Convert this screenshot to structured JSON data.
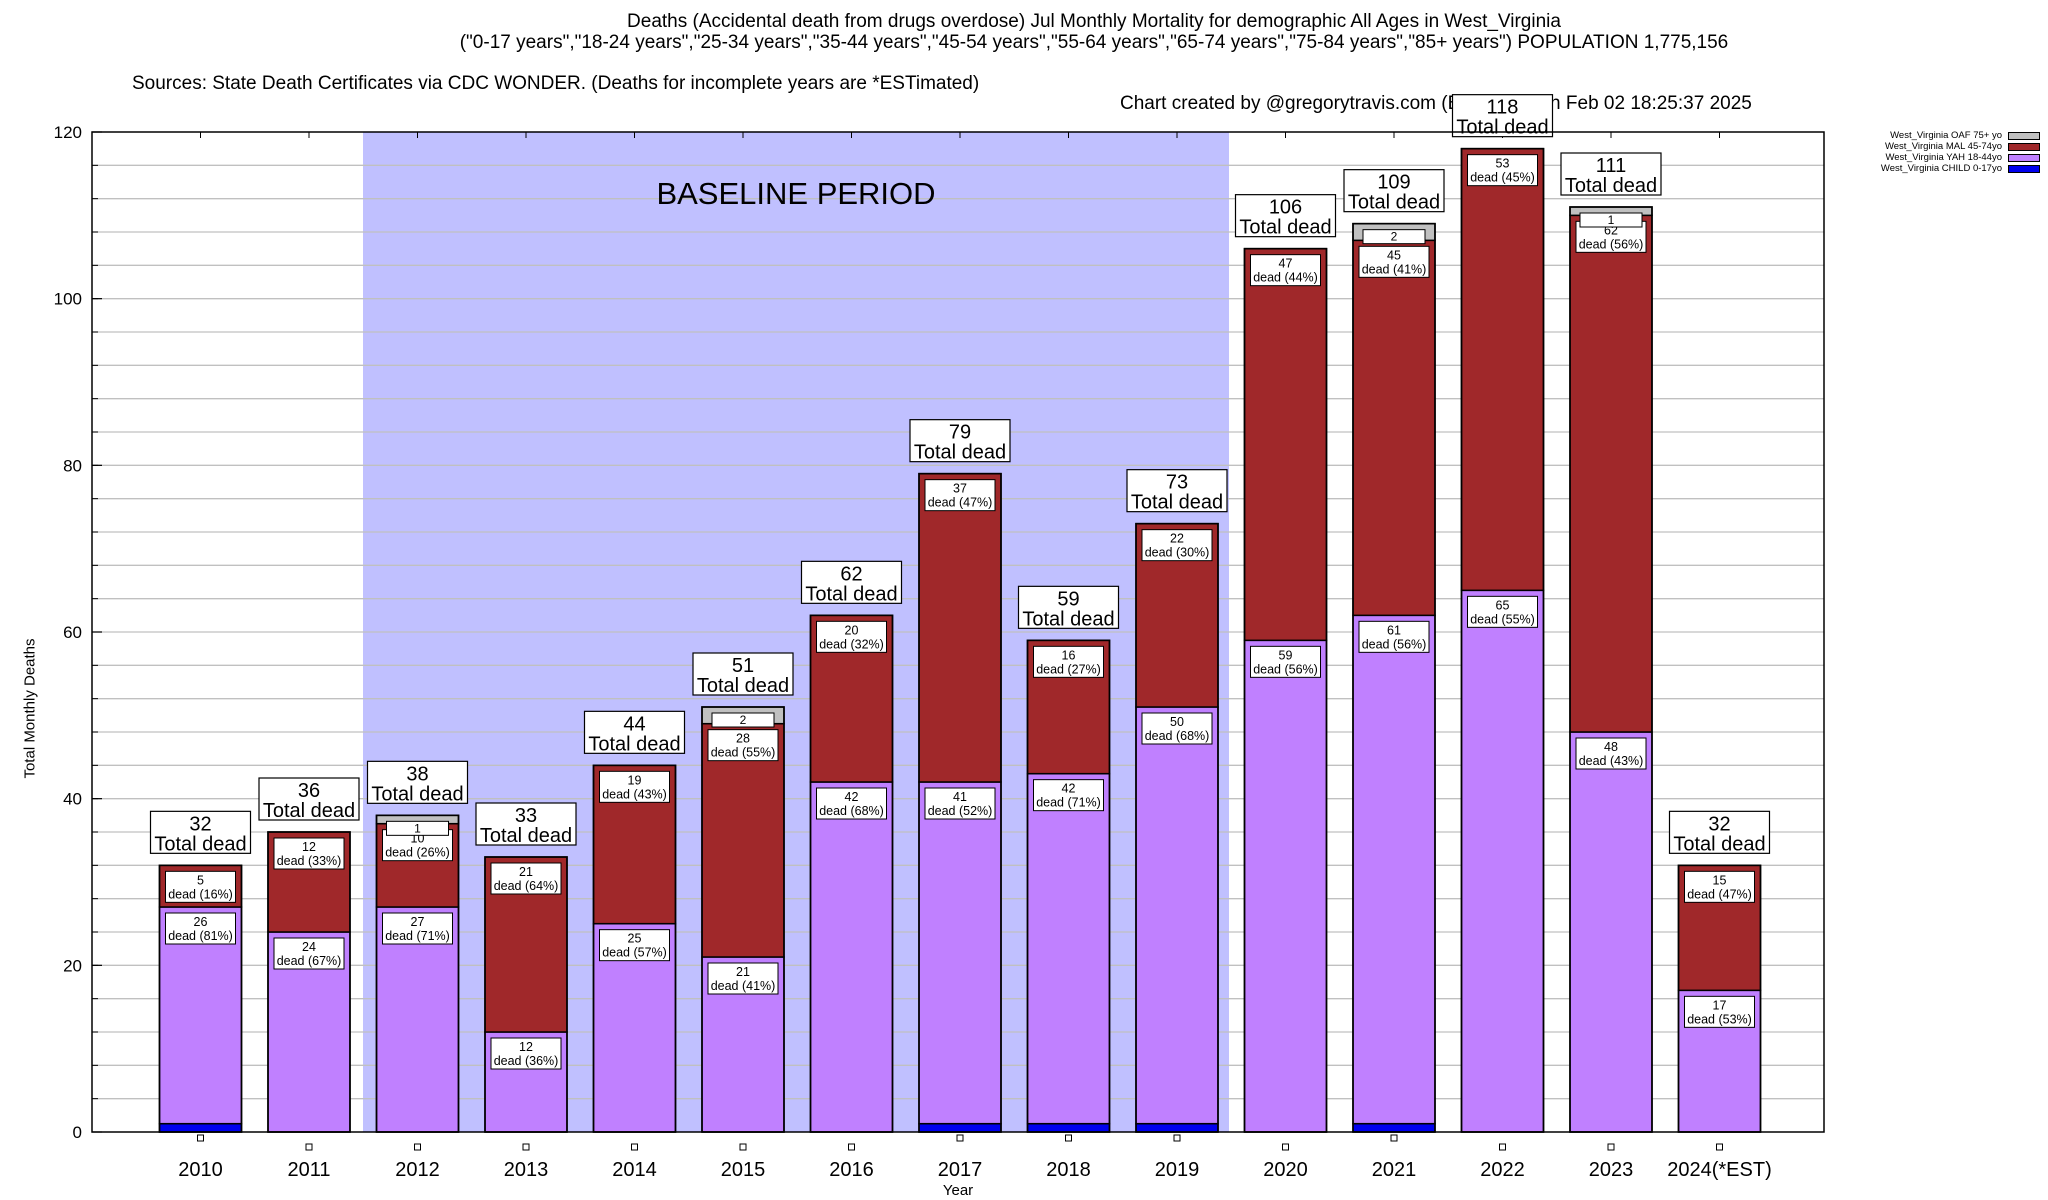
{
  "header": {
    "title_line1": "Deaths (Accidental death from drugs overdose) Jul Monthly Mortality for demographic All Ages in West_Virginia",
    "title_line2": "(\"0-17 years\",\"18-24 years\",\"25-34 years\",\"35-44 years\",\"45-54 years\",\"55-64 years\",\"65-74 years\",\"75-84 years\",\"85+ years\") POPULATION 1,775,156",
    "sources": "Sources: State Death Certificates via CDC WONDER. (Deaths for incomplete years are *ESTimated)",
    "credit": "Chart created by @gregorytravis.com (Bsky) on Sun Feb 02 18:25:37 2025"
  },
  "chart_data": {
    "type": "bar",
    "stacked": true,
    "title": "Deaths (Accidental death from drugs overdose) Jul Monthly Mortality for demographic All Ages in West_Virginia",
    "xlabel": "Year",
    "ylabel": "Total Monthly Deaths",
    "ylim": [
      0,
      120
    ],
    "yticks": [
      0,
      20,
      40,
      60,
      80,
      100,
      120
    ],
    "ygrid_step": 4,
    "grid": true,
    "legend_position": "top-right, outside plot",
    "annotation": "BASELINE PERIOD",
    "baseline_period": [
      "2012",
      "2019"
    ],
    "total_label_suffix": "Total dead",
    "segment_label_word": "dead",
    "categories": [
      "2010",
      "2011",
      "2012",
      "2013",
      "2014",
      "2015",
      "2016",
      "2017",
      "2018",
      "2019",
      "2020",
      "2021",
      "2022",
      "2023",
      "2024(*EST)"
    ],
    "totals": [
      32,
      36,
      38,
      33,
      44,
      51,
      62,
      79,
      59,
      73,
      106,
      109,
      118,
      111,
      32
    ],
    "series": [
      {
        "name": "West_Virginia CHILD 0-17yo",
        "color": "#0000ee",
        "values": [
          1,
          0,
          0,
          0,
          0,
          0,
          0,
          1,
          1,
          1,
          0,
          1,
          0,
          0,
          0
        ],
        "pct": [
          null,
          null,
          null,
          null,
          null,
          null,
          null,
          null,
          null,
          null,
          null,
          null,
          null,
          null,
          null
        ]
      },
      {
        "name": "West_Virginia YAH 18-44yo",
        "color": "#c080ff",
        "values": [
          26,
          24,
          27,
          12,
          25,
          21,
          42,
          41,
          42,
          50,
          59,
          61,
          65,
          48,
          17
        ],
        "pct": [
          "81%",
          "67%",
          "71%",
          "36%",
          "57%",
          "41%",
          "68%",
          "52%",
          "71%",
          "68%",
          "56%",
          "56%",
          "55%",
          "43%",
          "53%"
        ]
      },
      {
        "name": "West_Virginia MAL 45-74yo",
        "color": "#a0282a",
        "values": [
          5,
          12,
          10,
          21,
          19,
          28,
          20,
          37,
          16,
          22,
          47,
          45,
          53,
          62,
          15
        ],
        "pct": [
          "16%",
          "33%",
          "26%",
          "64%",
          "43%",
          "55%",
          "32%",
          "47%",
          "27%",
          "30%",
          "44%",
          "41%",
          "45%",
          "56%",
          "47%"
        ]
      },
      {
        "name": "West_Virginia OAF 75+ yo",
        "color": "#c0c0c0",
        "values": [
          0,
          0,
          1,
          0,
          0,
          2,
          0,
          0,
          0,
          0,
          0,
          2,
          0,
          1,
          0
        ],
        "pct": [
          null,
          null,
          null,
          null,
          null,
          null,
          null,
          null,
          null,
          null,
          null,
          null,
          null,
          null,
          null
        ]
      }
    ],
    "legend": [
      "West_Virginia OAF 75+ yo",
      "West_Virginia MAL 45-74yo",
      "West_Virginia YAH 18-44yo",
      "West_Virginia CHILD 0-17yo"
    ],
    "colors": {
      "baseline_band": "#c0c0ff",
      "grid": "#c0c0c0"
    }
  }
}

::::

● What you need to do: Copy the whole listing above word for word but do not carry over the pictures.

● Task output:
Convert this screenshot to structured JSON data.
{
  "header": {
    "title_line1": "Deaths (Accidental death from drugs overdose) Jul Monthly Mortality for demographic All Ages in West_Virginia",
    "title_line2": "(\"0-17 years\",\"18-24 years\",\"25-34 years\",\"35-44 years\",\"45-54 years\",\"55-64 years\",\"65-74 years\",\"75-84 years\",\"85+ years\") POPULATION 1,775,156",
    "sources": "Sources: State Death Certificates via CDC WONDER. (Deaths for incomplete years are *ESTimated)",
    "credit": "Chart created by @gregorytravis.com (Bsky) on Sun Feb 02 18:25:37 2025"
  },
  "chart_data": {
    "type": "bar",
    "stacked": true,
    "title": "Deaths (Accidental death from drugs overdose) Jul Monthly Mortality for demographic All Ages in West_Virginia",
    "xlabel": "Year",
    "ylabel": "Total Monthly Deaths",
    "ylim": [
      0,
      120
    ],
    "yticks": [
      0,
      20,
      40,
      60,
      80,
      100,
      120
    ],
    "ygrid_step": 4,
    "grid": true,
    "legend_position": "top-right, outside plot",
    "annotation": "BASELINE PERIOD",
    "baseline_period": [
      "2012",
      "2019"
    ],
    "total_label_suffix": "Total dead",
    "segment_label_word": "dead",
    "categories": [
      "2010",
      "2011",
      "2012",
      "2013",
      "2014",
      "2015",
      "2016",
      "2017",
      "2018",
      "2019",
      "2020",
      "2021",
      "2022",
      "2023",
      "2024(*EST)"
    ],
    "totals": [
      32,
      36,
      38,
      33,
      44,
      51,
      62,
      79,
      59,
      73,
      106,
      109,
      118,
      111,
      32
    ],
    "series": [
      {
        "name": "West_Virginia CHILD 0-17yo",
        "color": "#0000ee",
        "values": [
          1,
          0,
          0,
          0,
          0,
          0,
          0,
          1,
          1,
          1,
          0,
          1,
          0,
          0,
          0
        ],
        "pct": [
          null,
          null,
          null,
          null,
          null,
          null,
          null,
          null,
          null,
          null,
          null,
          null,
          null,
          null,
          null
        ]
      },
      {
        "name": "West_Virginia YAH 18-44yo",
        "color": "#c080ff",
        "values": [
          26,
          24,
          27,
          12,
          25,
          21,
          42,
          41,
          42,
          50,
          59,
          61,
          65,
          48,
          17
        ],
        "pct": [
          "81%",
          "67%",
          "71%",
          "36%",
          "57%",
          "41%",
          "68%",
          "52%",
          "71%",
          "68%",
          "56%",
          "56%",
          "55%",
          "43%",
          "53%"
        ]
      },
      {
        "name": "West_Virginia MAL 45-74yo",
        "color": "#a0282a",
        "values": [
          5,
          12,
          10,
          21,
          19,
          28,
          20,
          37,
          16,
          22,
          47,
          45,
          53,
          62,
          15
        ],
        "pct": [
          "16%",
          "33%",
          "26%",
          "64%",
          "43%",
          "55%",
          "32%",
          "47%",
          "27%",
          "30%",
          "44%",
          "41%",
          "45%",
          "56%",
          "47%"
        ]
      },
      {
        "name": "West_Virginia OAF 75+ yo",
        "color": "#c0c0c0",
        "values": [
          0,
          0,
          1,
          0,
          0,
          2,
          0,
          0,
          0,
          0,
          0,
          2,
          0,
          1,
          0
        ],
        "pct": [
          null,
          null,
          null,
          null,
          null,
          null,
          null,
          null,
          null,
          null,
          null,
          null,
          null,
          null,
          null
        ]
      }
    ],
    "legend": [
      "West_Virginia OAF 75+ yo",
      "West_Virginia MAL 45-74yo",
      "West_Virginia YAH 18-44yo",
      "West_Virginia CHILD 0-17yo"
    ],
    "colors": {
      "baseline_band": "#c0c0ff",
      "grid": "#c0c0c0"
    }
  }
}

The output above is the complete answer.